◆ **Exercise requirements**: Return every record exactly as written.

◆ **Recorded data**:

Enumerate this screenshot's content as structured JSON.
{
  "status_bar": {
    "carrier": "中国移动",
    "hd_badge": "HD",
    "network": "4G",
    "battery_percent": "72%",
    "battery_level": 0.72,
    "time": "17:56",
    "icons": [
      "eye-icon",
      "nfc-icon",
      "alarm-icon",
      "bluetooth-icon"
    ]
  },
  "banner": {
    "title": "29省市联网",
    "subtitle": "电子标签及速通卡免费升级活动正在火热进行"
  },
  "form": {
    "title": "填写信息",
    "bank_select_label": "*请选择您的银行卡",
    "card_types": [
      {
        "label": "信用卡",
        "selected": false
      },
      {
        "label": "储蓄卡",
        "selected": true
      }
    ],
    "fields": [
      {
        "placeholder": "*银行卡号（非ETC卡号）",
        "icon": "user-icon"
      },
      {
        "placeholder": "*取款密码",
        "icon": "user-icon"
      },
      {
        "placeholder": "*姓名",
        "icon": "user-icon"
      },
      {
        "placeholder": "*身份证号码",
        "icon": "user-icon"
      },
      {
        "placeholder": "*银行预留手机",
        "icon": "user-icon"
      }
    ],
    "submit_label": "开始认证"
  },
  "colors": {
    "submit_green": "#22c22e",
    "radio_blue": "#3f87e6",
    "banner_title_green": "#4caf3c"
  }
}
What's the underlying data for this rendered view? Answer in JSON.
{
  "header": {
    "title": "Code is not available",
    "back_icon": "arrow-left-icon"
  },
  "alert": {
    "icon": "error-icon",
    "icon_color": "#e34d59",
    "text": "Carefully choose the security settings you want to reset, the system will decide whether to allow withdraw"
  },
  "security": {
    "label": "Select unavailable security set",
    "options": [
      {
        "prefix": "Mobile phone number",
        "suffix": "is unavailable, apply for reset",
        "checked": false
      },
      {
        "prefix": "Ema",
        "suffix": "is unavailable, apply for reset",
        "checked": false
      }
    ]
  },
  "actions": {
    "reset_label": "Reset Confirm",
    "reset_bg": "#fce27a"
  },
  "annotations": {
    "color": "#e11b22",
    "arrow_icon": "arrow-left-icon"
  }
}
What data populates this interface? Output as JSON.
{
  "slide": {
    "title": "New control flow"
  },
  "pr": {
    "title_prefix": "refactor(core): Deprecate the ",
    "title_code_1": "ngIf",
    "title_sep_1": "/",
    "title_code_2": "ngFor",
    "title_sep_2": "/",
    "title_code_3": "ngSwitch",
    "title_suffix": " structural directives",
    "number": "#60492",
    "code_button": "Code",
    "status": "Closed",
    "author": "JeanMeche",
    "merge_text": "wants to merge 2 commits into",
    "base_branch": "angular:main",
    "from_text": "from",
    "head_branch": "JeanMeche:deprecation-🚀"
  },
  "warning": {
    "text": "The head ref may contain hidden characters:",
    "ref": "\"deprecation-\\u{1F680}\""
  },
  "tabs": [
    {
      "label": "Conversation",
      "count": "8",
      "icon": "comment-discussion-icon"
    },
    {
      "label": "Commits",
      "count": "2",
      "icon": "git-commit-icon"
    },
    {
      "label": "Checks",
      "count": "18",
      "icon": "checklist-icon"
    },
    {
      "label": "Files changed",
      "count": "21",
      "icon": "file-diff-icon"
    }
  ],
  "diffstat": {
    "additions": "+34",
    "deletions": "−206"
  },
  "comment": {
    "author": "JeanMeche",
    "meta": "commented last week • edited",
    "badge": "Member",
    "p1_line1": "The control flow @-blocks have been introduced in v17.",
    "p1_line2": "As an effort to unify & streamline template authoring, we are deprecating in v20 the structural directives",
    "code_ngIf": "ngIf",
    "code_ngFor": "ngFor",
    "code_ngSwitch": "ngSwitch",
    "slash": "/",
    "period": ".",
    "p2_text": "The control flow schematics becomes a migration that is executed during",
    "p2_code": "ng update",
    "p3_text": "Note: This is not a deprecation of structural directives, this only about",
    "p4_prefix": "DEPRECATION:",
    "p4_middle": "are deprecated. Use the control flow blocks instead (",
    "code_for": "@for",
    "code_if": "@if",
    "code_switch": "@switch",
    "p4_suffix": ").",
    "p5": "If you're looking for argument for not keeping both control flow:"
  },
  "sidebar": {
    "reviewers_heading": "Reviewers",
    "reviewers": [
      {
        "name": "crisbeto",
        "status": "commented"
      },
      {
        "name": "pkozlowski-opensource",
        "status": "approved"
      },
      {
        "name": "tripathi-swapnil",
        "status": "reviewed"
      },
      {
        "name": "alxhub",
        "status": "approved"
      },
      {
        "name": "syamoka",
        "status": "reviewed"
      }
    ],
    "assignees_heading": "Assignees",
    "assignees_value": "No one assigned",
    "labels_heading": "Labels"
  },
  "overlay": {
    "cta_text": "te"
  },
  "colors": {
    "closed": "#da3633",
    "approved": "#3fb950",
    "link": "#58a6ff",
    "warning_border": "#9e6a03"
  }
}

◆ **Solution to this problem**:
Enumerate this screenshot's content as structured JSON.
{
  "status_bar": {
    "carrier": "中国移动",
    "hd_badge": "HD",
    "network": "4G",
    "battery_percent": "72%",
    "battery_level": 0.72,
    "time": "17:56",
    "icons": [
      "eye-icon",
      "nfc-icon",
      "alarm-icon",
      "bluetooth-icon"
    ]
  },
  "banner": {
    "title": "29省市联网",
    "subtitle": "电子标签及速通卡免费升级活动正在火热进行"
  },
  "form": {
    "title": "填写信息",
    "bank_select_label": "*请选择您的银行卡",
    "card_types": [
      {
        "label": "信用卡",
        "selected": false
      },
      {
        "label": "储蓄卡",
        "selected": true
      }
    ],
    "fields": [
      {
        "placeholder": "*银行卡号（非ETC卡号）",
        "icon": "user-icon"
      },
      {
        "placeholder": "*取款密码",
        "icon": "user-icon"
      },
      {
        "placeholder": "*姓名",
        "icon": "user-icon"
      },
      {
        "placeholder": "*身份证号码",
        "icon": "user-icon"
      },
      {
        "placeholder": "*银行预留手机",
        "icon": "user-icon"
      }
    ],
    "submit_label": "开始认证"
  },
  "colors": {
    "submit_green": "#22c22e",
    "radio_blue": "#3f87e6",
    "banner_title_green": "#4caf3c"
  }
}
What's the underlying data for this rendered view? Answer in JSON.
{
  "header": {
    "title": "Code is not available",
    "back_icon": "arrow-left-icon"
  },
  "alert": {
    "icon": "error-icon",
    "icon_color": "#e34d59",
    "text": "Carefully choose the security settings you want to reset, the system will decide whether to allow withdraw"
  },
  "security": {
    "label": "Select unavailable security set",
    "options": [
      {
        "prefix": "Mobile phone number",
        "suffix": "is unavailable, apply for reset",
        "checked": false
      },
      {
        "prefix": "Ema",
        "suffix": "is unavailable, apply for reset",
        "checked": false
      }
    ]
  },
  "actions": {
    "reset_label": "Reset Confirm",
    "reset_bg": "#fce27a"
  },
  "annotations": {
    "color": "#e11b22",
    "arrow_icon": "arrow-left-icon"
  }
}
What data populates this interface? Output as JSON.
{
  "slide": {
    "title": "New control flow"
  },
  "pr": {
    "title_prefix": "refactor(core): Deprecate the ",
    "title_code_1": "ngIf",
    "title_sep_1": "/",
    "title_code_2": "ngFor",
    "title_sep_2": "/",
    "title_code_3": "ngSwitch",
    "title_suffix": " structural directives",
    "number": "#60492",
    "code_button": "Code",
    "status": "Closed",
    "author": "JeanMeche",
    "merge_text": "wants to merge 2 commits into",
    "base_branch": "angular:main",
    "from_text": "from",
    "head_branch": "JeanMeche:deprecation-🚀"
  },
  "warning": {
    "text": "The head ref may contain hidden characters:",
    "ref": "\"deprecation-\\u{1F680}\""
  },
  "tabs": [
    {
      "label": "Conversation",
      "count": "8",
      "icon": "comment-discussion-icon"
    },
    {
      "label": "Commits",
      "count": "2",
      "icon": "git-commit-icon"
    },
    {
      "label": "Checks",
      "count": "18",
      "icon": "checklist-icon"
    },
    {
      "label": "Files changed",
      "count": "21",
      "icon": "file-diff-icon"
    }
  ],
  "diffstat": {
    "additions": "+34",
    "deletions": "−206"
  },
  "comment": {
    "author": "JeanMeche",
    "meta": "commented last week • edited",
    "badge": "Member",
    "p1_line1": "The control flow @-blocks have been introduced in v17.",
    "p1_line2": "As an effort to unify & streamline template authoring, we are deprecating in v20 the structural directives",
    "code_ngIf": "ngIf",
    "code_ngFor": "ngFor",
    "code_ngSwitch": "ngSwitch",
    "slash": "/",
    "period": ".",
    "p2_text": "The control flow schematics becomes a migration that is executed during",
    "p2_code": "ng update",
    "p3_text": "Note: This is not a deprecation of structural directives, this only about",
    "p4_prefix": "DEPRECATION:",
    "p4_middle": "are deprecated. Use the control flow blocks instead (",
    "code_for": "@for",
    "code_if": "@if",
    "code_switch": "@switch",
    "p4_suffix": ").",
    "p5": "If you're looking for argument for not keeping both control flow:"
  },
  "sidebar": {
    "reviewers_heading": "Reviewers",
    "reviewers": [
      {
        "name": "crisbeto",
        "status": "commented"
      },
      {
        "name": "pkozlowski-opensource",
        "status": "approved"
      },
      {
        "name": "tripathi-swapnil",
        "status": "reviewed"
      },
      {
        "name": "alxhub",
        "status": "approved"
      },
      {
        "name": "syamoka",
        "status": "reviewed"
      }
    ],
    "assignees_heading": "Assignees",
    "assignees_value": "No one assigned",
    "labels_heading": "Labels"
  },
  "overlay": {
    "cta_text": "te"
  },
  "colors": {
    "closed": "#da3633",
    "approved": "#3fb950",
    "link": "#58a6ff",
    "warning_border": "#9e6a03"
  }
}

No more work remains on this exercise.